**EXERCISE REQUIREMENTS:** All of the material below is to be retyped exactly.

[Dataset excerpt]
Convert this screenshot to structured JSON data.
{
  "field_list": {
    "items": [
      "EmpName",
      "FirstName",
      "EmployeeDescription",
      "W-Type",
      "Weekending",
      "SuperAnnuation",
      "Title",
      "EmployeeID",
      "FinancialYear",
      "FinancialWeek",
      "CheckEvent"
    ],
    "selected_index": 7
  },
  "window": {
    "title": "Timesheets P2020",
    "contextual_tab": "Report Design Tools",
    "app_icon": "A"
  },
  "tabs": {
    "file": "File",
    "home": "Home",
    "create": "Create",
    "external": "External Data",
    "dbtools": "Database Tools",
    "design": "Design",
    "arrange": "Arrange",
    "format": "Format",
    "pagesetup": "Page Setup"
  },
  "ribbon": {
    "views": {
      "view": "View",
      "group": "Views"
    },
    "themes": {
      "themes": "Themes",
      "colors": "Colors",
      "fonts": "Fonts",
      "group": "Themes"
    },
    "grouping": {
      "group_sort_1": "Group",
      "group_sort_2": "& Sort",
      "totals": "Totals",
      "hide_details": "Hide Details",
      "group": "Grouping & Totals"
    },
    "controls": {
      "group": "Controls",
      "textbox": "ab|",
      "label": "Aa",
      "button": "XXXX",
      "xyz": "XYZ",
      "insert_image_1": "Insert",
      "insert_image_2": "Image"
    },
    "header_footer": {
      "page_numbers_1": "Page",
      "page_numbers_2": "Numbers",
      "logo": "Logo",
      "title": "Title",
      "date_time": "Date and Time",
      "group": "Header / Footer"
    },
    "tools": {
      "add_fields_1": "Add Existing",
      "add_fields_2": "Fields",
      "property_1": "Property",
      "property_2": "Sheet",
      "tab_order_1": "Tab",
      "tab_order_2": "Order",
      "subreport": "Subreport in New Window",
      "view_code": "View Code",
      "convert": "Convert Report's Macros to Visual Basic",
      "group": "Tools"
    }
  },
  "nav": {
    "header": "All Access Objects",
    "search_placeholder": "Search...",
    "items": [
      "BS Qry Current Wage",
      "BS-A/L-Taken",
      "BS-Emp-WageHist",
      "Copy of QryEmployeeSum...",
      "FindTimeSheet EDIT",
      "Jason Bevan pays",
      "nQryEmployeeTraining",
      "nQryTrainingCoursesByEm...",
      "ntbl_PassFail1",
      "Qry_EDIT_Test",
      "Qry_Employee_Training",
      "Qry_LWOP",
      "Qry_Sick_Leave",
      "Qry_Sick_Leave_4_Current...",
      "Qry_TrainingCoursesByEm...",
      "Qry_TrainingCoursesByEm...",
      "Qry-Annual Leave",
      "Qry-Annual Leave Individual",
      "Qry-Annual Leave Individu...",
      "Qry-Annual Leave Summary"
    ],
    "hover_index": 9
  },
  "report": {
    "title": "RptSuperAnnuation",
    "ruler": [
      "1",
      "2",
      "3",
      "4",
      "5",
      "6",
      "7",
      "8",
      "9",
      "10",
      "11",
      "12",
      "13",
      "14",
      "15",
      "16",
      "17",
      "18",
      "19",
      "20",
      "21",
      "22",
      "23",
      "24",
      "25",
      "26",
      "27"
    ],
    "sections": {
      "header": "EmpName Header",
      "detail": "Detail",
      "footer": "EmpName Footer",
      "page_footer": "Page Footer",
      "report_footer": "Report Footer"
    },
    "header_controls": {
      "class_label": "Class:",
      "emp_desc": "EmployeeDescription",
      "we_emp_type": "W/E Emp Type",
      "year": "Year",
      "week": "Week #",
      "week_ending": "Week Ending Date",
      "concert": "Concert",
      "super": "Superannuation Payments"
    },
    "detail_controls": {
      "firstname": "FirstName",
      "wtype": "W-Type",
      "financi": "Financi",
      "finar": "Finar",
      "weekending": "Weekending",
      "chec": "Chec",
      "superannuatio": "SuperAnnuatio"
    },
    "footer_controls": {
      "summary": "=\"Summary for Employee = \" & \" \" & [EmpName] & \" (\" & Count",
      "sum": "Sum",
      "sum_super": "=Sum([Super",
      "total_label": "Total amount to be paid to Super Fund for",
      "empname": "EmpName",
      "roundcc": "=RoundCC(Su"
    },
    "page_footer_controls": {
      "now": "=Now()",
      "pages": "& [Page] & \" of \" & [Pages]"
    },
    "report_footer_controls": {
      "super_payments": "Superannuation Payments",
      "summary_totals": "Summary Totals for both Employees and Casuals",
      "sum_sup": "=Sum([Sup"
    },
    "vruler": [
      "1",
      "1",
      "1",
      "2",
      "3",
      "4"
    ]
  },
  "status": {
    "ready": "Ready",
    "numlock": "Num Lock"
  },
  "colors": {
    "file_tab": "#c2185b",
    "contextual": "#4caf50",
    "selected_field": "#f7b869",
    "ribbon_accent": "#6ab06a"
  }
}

**FINAL RESULT:**
Convert this screenshot to structured JSON data.
{
  "field_list": {
    "items": [
      "EmpName",
      "FirstName",
      "EmployeeDescription",
      "W-Type",
      "Weekending",
      "SuperAnnuation",
      "Title",
      "EmployeeID",
      "FinancialYear",
      "FinancialWeek",
      "CheckEvent"
    ],
    "selected_index": 7
  },
  "window": {
    "title": "Timesheets P2020",
    "contextual_tab": "Report Design Tools",
    "app_icon": "A"
  },
  "tabs": {
    "file": "File",
    "home": "Home",
    "create": "Create",
    "external": "External Data",
    "dbtools": "Database Tools",
    "design": "Design",
    "arrange": "Arrange",
    "format": "Format",
    "pagesetup": "Page Setup"
  },
  "ribbon": {
    "views": {
      "view": "View",
      "group": "Views"
    },
    "themes": {
      "themes": "Themes",
      "colors": "Colors",
      "fonts": "Fonts",
      "group": "Themes"
    },
    "grouping": {
      "group_sort_1": "Group",
      "group_sort_2": "& Sort",
      "totals": "Totals",
      "hide_details": "Hide Details",
      "group": "Grouping & Totals"
    },
    "controls": {
      "group": "Controls",
      "textbox": "ab|",
      "label": "Aa",
      "button": "XXXX",
      "xyz": "XYZ",
      "insert_image_1": "Insert",
      "insert_image_2": "Image"
    },
    "header_footer": {
      "page_numbers_1": "Page",
      "page_numbers_2": "Numbers",
      "logo": "Logo",
      "title": "Title",
      "date_time": "Date and Time",
      "group": "Header / Footer"
    },
    "tools": {
      "add_fields_1": "Add Existing",
      "add_fields_2": "Fields",
      "property_1": "Property",
      "property_2": "Sheet",
      "tab_order_1": "Tab",
      "tab_order_2": "Order",
      "subreport": "Subreport in New Window",
      "view_code": "View Code",
      "convert": "Convert Report's Macros to Visual Basic",
      "group": "Tools"
    }
  },
  "nav": {
    "header": "All Access Objects",
    "search_placeholder": "Search...",
    "items": [
      "BS Qry Current Wage",
      "BS-A/L-Taken",
      "BS-Emp-WageHist",
      "Copy of QryEmployeeSum...",
      "FindTimeSheet EDIT",
      "Jason Bevan pays",
      "nQryEmployeeTraining",
      "nQryTrainingCoursesByEm...",
      "ntbl_PassFail1",
      "Qry_EDIT_Test",
      "Qry_Employee_Training",
      "Qry_LWOP",
      "Qry_Sick_Leave",
      "Qry_Sick_Leave_4_Current...",
      "Qry_TrainingCoursesByEm...",
      "Qry_TrainingCoursesByEm...",
      "Qry-Annual Leave",
      "Qry-Annual Leave Individual",
      "Qry-Annual Leave Individu...",
      "Qry-Annual Leave Summary"
    ],
    "hover_index": 9
  },
  "report": {
    "title": "RptSuperAnnuation",
    "ruler": [
      "1",
      "2",
      "3",
      "4",
      "5",
      "6",
      "7",
      "8",
      "9",
      "10",
      "11",
      "12",
      "13",
      "14",
      "15",
      "16",
      "17",
      "18",
      "19",
      "20",
      "21",
      "22",
      "23",
      "24",
      "25",
      "26",
      "27"
    ],
    "sections": {
      "header": "EmpName Header",
      "detail": "Detail",
      "footer": "EmpName Footer",
      "page_footer": "Page Footer",
      "report_footer": "Report Footer"
    },
    "header_controls": {
      "class_label": "Class:",
      "emp_desc": "EmployeeDescription",
      "we_emp_type": "W/E Emp Type",
      "year": "Year",
      "week": "Week #",
      "week_ending": "Week Ending Date",
      "concert": "Concert",
      "super": "Superannuation Payments"
    },
    "detail_controls": {
      "firstname": "FirstName",
      "wtype": "W-Type",
      "financi": "Financi",
      "finar": "Finar",
      "weekending": "Weekending",
      "chec": "Chec",
      "superannuatio": "SuperAnnuatio"
    },
    "footer_controls": {
      "summary": "=\"Summary for Employee = \" & \" \" & [EmpName] & \" (\" & Count",
      "sum": "Sum",
      "sum_super": "=Sum([Super",
      "total_label": "Total amount to be paid to Super Fund for",
      "empname": "EmpName",
      "roundcc": "=RoundCC(Su"
    },
    "page_footer_controls": {
      "now": "=Now()",
      "pages": "& [Page] & \" of \" & [Pages]"
    },
    "report_footer_controls": {
      "super_payments": "Superannuation Payments",
      "summary_totals": "Summary Totals for both Employees and Casuals",
      "sum_sup": "=Sum([Sup"
    },
    "vruler": [
      "1",
      "1",
      "1",
      "2",
      "3",
      "4"
    ]
  },
  "status": {
    "ready": "Ready",
    "numlock": "Num Lock"
  },
  "colors": {
    "file_tab": "#c2185b",
    "contextual": "#4caf50",
    "selected_field": "#f7b869",
    "ribbon_accent": "#6ab06a"
  }
}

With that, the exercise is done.